▸ Task details
Copy out, from the data, each line containing the string "бактериальных".

+++ Excerpted records +++

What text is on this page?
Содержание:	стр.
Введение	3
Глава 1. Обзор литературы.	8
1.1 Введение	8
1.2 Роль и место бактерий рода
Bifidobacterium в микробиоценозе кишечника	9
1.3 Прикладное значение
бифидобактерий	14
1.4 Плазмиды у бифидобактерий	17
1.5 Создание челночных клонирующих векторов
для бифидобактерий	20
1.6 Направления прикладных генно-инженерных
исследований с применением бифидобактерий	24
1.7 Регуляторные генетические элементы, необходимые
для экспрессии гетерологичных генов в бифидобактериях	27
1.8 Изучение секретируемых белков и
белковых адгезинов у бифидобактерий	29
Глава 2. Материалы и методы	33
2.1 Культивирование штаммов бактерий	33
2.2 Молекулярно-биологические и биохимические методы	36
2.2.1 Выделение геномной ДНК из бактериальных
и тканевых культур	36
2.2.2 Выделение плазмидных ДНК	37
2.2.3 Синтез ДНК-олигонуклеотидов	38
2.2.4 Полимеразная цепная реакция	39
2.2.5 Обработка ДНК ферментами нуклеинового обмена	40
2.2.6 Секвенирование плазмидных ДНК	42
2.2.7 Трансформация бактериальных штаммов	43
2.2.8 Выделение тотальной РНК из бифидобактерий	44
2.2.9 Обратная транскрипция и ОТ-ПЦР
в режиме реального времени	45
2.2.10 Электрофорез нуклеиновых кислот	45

+++

▸ Exercise answer
2.2.1 Выделение геномной ДНК из бактериальных
2.2.7 Трансформация бактериальных штаммов	43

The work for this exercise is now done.